RECORDS PROVIDED —
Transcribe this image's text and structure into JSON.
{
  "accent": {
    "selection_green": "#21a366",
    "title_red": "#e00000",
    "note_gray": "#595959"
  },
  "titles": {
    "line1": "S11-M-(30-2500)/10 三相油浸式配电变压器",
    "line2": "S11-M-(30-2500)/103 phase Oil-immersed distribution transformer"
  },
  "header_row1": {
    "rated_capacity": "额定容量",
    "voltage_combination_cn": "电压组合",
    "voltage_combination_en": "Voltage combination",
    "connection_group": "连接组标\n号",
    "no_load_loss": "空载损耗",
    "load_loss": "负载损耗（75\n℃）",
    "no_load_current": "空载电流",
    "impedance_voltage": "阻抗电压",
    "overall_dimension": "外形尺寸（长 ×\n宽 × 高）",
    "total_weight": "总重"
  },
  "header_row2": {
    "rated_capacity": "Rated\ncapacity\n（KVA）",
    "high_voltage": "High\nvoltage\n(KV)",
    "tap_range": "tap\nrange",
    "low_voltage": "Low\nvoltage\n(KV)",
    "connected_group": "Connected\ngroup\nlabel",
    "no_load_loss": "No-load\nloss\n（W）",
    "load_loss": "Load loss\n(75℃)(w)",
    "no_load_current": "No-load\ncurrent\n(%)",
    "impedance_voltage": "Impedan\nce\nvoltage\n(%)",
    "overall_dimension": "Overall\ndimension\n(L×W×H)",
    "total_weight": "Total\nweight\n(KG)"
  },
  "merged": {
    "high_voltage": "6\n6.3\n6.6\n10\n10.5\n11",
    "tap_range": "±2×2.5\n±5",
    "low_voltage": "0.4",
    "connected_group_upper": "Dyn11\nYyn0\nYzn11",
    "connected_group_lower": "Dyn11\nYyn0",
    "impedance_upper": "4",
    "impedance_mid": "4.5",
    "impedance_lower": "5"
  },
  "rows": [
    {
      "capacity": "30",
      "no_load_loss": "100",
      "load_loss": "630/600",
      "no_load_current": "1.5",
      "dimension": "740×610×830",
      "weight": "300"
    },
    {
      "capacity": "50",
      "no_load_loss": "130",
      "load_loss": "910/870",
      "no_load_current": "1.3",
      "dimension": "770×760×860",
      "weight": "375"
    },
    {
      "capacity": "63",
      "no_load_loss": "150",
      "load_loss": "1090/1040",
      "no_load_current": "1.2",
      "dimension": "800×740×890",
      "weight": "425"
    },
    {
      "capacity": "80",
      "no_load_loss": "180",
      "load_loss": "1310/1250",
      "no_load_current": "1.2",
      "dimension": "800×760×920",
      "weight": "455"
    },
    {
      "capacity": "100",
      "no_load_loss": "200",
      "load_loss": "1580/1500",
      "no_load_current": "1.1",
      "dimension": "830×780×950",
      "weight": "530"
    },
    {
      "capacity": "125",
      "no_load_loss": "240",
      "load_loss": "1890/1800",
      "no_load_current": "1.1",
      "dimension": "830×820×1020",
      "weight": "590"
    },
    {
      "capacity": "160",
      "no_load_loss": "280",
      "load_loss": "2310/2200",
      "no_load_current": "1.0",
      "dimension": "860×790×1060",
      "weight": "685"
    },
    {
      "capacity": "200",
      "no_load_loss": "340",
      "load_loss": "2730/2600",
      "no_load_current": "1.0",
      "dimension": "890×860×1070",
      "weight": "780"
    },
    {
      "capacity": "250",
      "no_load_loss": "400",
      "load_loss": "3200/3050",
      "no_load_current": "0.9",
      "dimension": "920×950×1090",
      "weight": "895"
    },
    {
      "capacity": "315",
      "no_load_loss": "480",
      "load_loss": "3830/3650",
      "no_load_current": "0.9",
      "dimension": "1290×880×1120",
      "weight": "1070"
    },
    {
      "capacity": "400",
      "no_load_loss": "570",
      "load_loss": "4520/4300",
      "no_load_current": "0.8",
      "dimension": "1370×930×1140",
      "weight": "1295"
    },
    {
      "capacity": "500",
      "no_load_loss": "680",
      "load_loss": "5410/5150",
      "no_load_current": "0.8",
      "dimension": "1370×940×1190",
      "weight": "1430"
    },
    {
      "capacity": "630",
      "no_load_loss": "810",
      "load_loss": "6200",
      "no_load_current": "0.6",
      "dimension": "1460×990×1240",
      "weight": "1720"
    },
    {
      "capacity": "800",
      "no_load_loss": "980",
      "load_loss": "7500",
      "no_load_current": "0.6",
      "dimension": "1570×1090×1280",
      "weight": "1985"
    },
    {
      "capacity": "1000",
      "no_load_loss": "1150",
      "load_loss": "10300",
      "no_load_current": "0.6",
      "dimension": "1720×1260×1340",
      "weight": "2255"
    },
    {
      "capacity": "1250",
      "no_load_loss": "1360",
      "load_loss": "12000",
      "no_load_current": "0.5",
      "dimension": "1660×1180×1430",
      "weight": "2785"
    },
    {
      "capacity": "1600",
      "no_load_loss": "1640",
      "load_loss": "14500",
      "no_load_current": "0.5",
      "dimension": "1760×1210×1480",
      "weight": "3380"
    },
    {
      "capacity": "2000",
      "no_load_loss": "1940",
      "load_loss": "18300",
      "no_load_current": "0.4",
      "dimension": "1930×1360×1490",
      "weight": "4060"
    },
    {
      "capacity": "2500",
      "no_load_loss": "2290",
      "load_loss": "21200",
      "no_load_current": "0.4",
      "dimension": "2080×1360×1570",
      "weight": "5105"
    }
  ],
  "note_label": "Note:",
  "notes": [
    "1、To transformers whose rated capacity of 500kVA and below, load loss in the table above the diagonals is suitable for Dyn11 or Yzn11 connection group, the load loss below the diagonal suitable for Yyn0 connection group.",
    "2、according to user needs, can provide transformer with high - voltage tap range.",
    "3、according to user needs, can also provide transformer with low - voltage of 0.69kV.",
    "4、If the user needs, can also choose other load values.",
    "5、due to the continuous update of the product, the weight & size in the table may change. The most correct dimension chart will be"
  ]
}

PROMPT —
From the preceding material, extract every line exactly.

EXERCISE RESULT —
Transcribe this image's text and structure into JSON.
{
  "accent": {
    "selection_green": "#21a366",
    "title_red": "#e00000",
    "note_gray": "#595959"
  },
  "titles": {
    "line1": "S11-M-(30-2500)/10 三相油浸式配电变压器",
    "line2": "S11-M-(30-2500)/103 phase Oil-immersed distribution transformer"
  },
  "header_row1": {
    "rated_capacity": "额定容量",
    "voltage_combination_cn": "电压组合",
    "voltage_combination_en": "Voltage combination",
    "connection_group": "连接组标\n号",
    "no_load_loss": "空载损耗",
    "load_loss": "负载损耗（75\n℃）",
    "no_load_current": "空载电流",
    "impedance_voltage": "阻抗电压",
    "overall_dimension": "外形尺寸（长 ×\n宽 × 高）",
    "total_weight": "总重"
  },
  "header_row2": {
    "rated_capacity": "Rated\ncapacity\n（KVA）",
    "high_voltage": "High\nvoltage\n(KV)",
    "tap_range": "tap\nrange",
    "low_voltage": "Low\nvoltage\n(KV)",
    "connected_group": "Connected\ngroup\nlabel",
    "no_load_loss": "No-load\nloss\n（W）",
    "load_loss": "Load loss\n(75℃)(w)",
    "no_load_current": "No-load\ncurrent\n(%)",
    "impedance_voltage": "Impedan\nce\nvoltage\n(%)",
    "overall_dimension": "Overall\ndimension\n(L×W×H)",
    "total_weight": "Total\nweight\n(KG)"
  },
  "merged": {
    "high_voltage": "6\n6.3\n6.6\n10\n10.5\n11",
    "tap_range": "±2×2.5\n±5",
    "low_voltage": "0.4",
    "connected_group_upper": "Dyn11\nYyn0\nYzn11",
    "connected_group_lower": "Dyn11\nYyn0",
    "impedance_upper": "4",
    "impedance_mid": "4.5",
    "impedance_lower": "5"
  },
  "rows": [
    {
      "capacity": "30",
      "no_load_loss": "100",
      "load_loss": "630/600",
      "no_load_current": "1.5",
      "dimension": "740×610×830",
      "weight": "300"
    },
    {
      "capacity": "50",
      "no_load_loss": "130",
      "load_loss": "910/870",
      "no_load_current": "1.3",
      "dimension": "770×760×860",
      "weight": "375"
    },
    {
      "capacity": "63",
      "no_load_loss": "150",
      "load_loss": "1090/1040",
      "no_load_current": "1.2",
      "dimension": "800×740×890",
      "weight": "425"
    },
    {
      "capacity": "80",
      "no_load_loss": "180",
      "load_loss": "1310/1250",
      "no_load_current": "1.2",
      "dimension": "800×760×920",
      "weight": "455"
    },
    {
      "capacity": "100",
      "no_load_loss": "200",
      "load_loss": "1580/1500",
      "no_load_current": "1.1",
      "dimension": "830×780×950",
      "weight": "530"
    },
    {
      "capacity": "125",
      "no_load_loss": "240",
      "load_loss": "1890/1800",
      "no_load_current": "1.1",
      "dimension": "830×820×1020",
      "weight": "590"
    },
    {
      "capacity": "160",
      "no_load_loss": "280",
      "load_loss": "2310/2200",
      "no_load_current": "1.0",
      "dimension": "860×790×1060",
      "weight": "685"
    },
    {
      "capacity": "200",
      "no_load_loss": "340",
      "load_loss": "2730/2600",
      "no_load_current": "1.0",
      "dimension": "890×860×1070",
      "weight": "780"
    },
    {
      "capacity": "250",
      "no_load_loss": "400",
      "load_loss": "3200/3050",
      "no_load_current": "0.9",
      "dimension": "920×950×1090",
      "weight": "895"
    },
    {
      "capacity": "315",
      "no_load_loss": "480",
      "load_loss": "3830/3650",
      "no_load_current": "0.9",
      "dimension": "1290×880×1120",
      "weight": "1070"
    },
    {
      "capacity": "400",
      "no_load_loss": "570",
      "load_loss": "4520/4300",
      "no_load_current": "0.8",
      "dimension": "1370×930×1140",
      "weight": "1295"
    },
    {
      "capacity": "500",
      "no_load_loss": "680",
      "load_loss": "5410/5150",
      "no_load_current": "0.8",
      "dimension": "1370×940×1190",
      "weight": "1430"
    },
    {
      "capacity": "630",
      "no_load_loss": "810",
      "load_loss": "6200",
      "no_load_current": "0.6",
      "dimension": "1460×990×1240",
      "weight": "1720"
    },
    {
      "capacity": "800",
      "no_load_loss": "980",
      "load_loss": "7500",
      "no_load_current": "0.6",
      "dimension": "1570×1090×1280",
      "weight": "1985"
    },
    {
      "capacity": "1000",
      "no_load_loss": "1150",
      "load_loss": "10300",
      "no_load_current": "0.6",
      "dimension": "1720×1260×1340",
      "weight": "2255"
    },
    {
      "capacity": "1250",
      "no_load_loss": "1360",
      "load_loss": "12000",
      "no_load_current": "0.5",
      "dimension": "1660×1180×1430",
      "weight": "2785"
    },
    {
      "capacity": "1600",
      "no_load_loss": "1640",
      "load_loss": "14500",
      "no_load_current": "0.5",
      "dimension": "1760×1210×1480",
      "weight": "3380"
    },
    {
      "capacity": "2000",
      "no_load_loss": "1940",
      "load_loss": "18300",
      "no_load_current": "0.4",
      "dimension": "1930×1360×1490",
      "weight": "4060"
    },
    {
      "capacity": "2500",
      "no_load_loss": "2290",
      "load_loss": "21200",
      "no_load_current": "0.4",
      "dimension": "2080×1360×1570",
      "weight": "5105"
    }
  ],
  "note_label": "Note:",
  "notes": [
    "1、To transformers whose rated capacity of 500kVA and below, load loss in the table above the diagonals is suitable for Dyn11 or Yzn11 connection group, the load loss below the diagonal suitable for Yyn0 connection group.",
    "2、according to user needs, can provide transformer with high - voltage tap range.",
    "3、according to user needs, can also provide transformer with low - voltage of 0.69kV.",
    "4、If the user needs, can also choose other load values.",
    "5、due to the continuous update of the product, the weight & size in the table may change. The most correct dimension chart will be"
  ]
}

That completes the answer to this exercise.